EXTRACTED INFORMATION:
-.-.-

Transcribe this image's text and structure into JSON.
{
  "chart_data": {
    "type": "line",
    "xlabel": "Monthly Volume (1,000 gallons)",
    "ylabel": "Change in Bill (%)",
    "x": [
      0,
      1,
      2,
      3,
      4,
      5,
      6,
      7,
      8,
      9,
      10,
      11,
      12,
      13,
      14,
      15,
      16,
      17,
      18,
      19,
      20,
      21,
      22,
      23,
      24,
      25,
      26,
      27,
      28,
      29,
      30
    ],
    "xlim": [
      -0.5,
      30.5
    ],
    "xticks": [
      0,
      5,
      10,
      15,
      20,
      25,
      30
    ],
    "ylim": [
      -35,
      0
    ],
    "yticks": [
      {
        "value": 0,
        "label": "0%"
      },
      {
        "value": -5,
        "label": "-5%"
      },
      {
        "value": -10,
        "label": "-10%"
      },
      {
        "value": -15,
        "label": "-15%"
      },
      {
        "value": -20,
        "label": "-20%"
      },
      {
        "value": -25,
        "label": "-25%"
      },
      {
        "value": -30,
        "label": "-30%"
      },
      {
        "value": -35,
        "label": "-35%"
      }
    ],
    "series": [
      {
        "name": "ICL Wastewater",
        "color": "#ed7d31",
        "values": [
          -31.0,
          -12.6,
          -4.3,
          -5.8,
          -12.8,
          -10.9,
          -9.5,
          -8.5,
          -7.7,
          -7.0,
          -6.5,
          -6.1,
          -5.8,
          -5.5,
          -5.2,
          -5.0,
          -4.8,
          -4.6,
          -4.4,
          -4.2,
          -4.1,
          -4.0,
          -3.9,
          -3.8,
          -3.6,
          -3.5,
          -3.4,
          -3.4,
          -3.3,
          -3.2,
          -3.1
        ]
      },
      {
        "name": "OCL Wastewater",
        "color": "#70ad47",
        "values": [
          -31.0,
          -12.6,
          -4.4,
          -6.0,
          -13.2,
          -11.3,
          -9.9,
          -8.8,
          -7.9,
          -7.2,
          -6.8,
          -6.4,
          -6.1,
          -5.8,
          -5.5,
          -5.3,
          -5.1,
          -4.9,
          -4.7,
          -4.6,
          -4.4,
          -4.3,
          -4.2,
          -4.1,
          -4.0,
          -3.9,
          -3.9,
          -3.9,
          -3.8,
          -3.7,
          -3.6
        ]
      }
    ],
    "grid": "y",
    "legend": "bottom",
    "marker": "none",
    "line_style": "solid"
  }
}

-.-.-

SET PROBLEM: Copy every line from the entries that contains the word "name".

TASK RESPONSE:
        "name": "ICL Wastewater",
        "name": "OCL Wastewater",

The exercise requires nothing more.